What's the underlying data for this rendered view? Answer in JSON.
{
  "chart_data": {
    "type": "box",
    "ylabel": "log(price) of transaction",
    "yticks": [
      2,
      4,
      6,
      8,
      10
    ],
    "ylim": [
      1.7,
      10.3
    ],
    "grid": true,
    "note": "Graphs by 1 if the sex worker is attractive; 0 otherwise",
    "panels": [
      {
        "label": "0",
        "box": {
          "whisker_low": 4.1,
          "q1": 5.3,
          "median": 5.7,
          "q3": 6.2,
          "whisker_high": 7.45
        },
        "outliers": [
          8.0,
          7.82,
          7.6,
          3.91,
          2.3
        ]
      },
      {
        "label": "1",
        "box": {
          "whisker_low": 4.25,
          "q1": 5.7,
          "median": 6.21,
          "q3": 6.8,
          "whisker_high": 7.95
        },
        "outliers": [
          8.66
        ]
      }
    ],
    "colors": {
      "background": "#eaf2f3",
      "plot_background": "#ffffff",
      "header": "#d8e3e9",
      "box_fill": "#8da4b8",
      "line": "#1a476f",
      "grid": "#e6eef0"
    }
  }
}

#####

EXERCISE - Restate the listing in full, word for word.

ANSWER TO THE EXERCISE -
What's the underlying data for this rendered view? Answer in JSON.
{
  "chart_data": {
    "type": "box",
    "ylabel": "log(price) of transaction",
    "yticks": [
      2,
      4,
      6,
      8,
      10
    ],
    "ylim": [
      1.7,
      10.3
    ],
    "grid": true,
    "note": "Graphs by 1 if the sex worker is attractive; 0 otherwise",
    "panels": [
      {
        "label": "0",
        "box": {
          "whisker_low": 4.1,
          "q1": 5.3,
          "median": 5.7,
          "q3": 6.2,
          "whisker_high": 7.45
        },
        "outliers": [
          8.0,
          7.82,
          7.6,
          3.91,
          2.3
        ]
      },
      {
        "label": "1",
        "box": {
          "whisker_low": 4.25,
          "q1": 5.7,
          "median": 6.21,
          "q3": 6.8,
          "whisker_high": 7.95
        },
        "outliers": [
          8.66
        ]
      }
    ],
    "colors": {
      "background": "#eaf2f3",
      "plot_background": "#ffffff",
      "header": "#d8e3e9",
      "box_fill": "#8da4b8",
      "line": "#1a476f",
      "grid": "#e6eef0"
    }
  }
}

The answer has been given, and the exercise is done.